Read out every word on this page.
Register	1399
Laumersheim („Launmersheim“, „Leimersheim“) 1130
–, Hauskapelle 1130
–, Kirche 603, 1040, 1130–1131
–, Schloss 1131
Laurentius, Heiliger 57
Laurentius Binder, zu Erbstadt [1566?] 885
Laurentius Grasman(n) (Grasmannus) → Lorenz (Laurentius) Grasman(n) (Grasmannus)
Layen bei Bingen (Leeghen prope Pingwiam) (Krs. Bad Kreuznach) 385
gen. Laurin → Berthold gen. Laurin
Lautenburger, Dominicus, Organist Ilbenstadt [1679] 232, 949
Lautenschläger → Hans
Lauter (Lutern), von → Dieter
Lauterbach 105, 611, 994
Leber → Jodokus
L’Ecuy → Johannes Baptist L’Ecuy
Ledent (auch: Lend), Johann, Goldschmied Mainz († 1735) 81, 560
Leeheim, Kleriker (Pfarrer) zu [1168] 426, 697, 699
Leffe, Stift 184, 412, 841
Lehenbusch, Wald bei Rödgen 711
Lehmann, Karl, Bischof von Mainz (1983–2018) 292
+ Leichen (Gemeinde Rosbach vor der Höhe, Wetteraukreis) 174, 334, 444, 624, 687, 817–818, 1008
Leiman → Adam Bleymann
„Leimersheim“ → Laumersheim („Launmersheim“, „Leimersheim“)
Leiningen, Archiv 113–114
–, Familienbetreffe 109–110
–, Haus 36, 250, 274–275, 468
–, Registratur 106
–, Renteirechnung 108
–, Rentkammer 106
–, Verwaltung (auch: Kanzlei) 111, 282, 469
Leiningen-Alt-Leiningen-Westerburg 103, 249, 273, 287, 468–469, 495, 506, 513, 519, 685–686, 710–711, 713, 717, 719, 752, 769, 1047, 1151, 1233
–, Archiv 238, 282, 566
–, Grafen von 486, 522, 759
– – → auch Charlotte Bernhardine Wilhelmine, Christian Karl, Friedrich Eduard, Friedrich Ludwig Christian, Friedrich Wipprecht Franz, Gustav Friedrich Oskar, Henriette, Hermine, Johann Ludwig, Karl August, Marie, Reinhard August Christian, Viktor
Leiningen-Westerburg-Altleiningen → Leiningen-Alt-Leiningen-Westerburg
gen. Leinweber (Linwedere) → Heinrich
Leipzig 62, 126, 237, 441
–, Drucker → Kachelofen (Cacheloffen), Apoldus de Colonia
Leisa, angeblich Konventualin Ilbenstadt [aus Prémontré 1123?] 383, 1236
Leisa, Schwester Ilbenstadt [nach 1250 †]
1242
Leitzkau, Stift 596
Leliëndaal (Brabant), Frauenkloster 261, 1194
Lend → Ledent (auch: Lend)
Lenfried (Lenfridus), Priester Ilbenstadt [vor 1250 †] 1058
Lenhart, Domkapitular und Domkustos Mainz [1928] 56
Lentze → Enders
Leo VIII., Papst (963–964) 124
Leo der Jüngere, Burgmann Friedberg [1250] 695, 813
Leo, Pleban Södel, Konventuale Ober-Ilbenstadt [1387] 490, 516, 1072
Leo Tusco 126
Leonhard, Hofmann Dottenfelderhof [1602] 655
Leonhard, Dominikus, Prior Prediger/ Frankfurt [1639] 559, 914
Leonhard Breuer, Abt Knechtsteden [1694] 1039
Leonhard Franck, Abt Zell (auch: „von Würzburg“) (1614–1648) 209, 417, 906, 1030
----------
### What to do
From the data above, copy each line that has the string "Ledent".

### Solution for this exercise
Ledent (auch: Lend), Johann, Goldschmied Mainz († 1735) 81, 560
Lend → Ledent (auch: Lend)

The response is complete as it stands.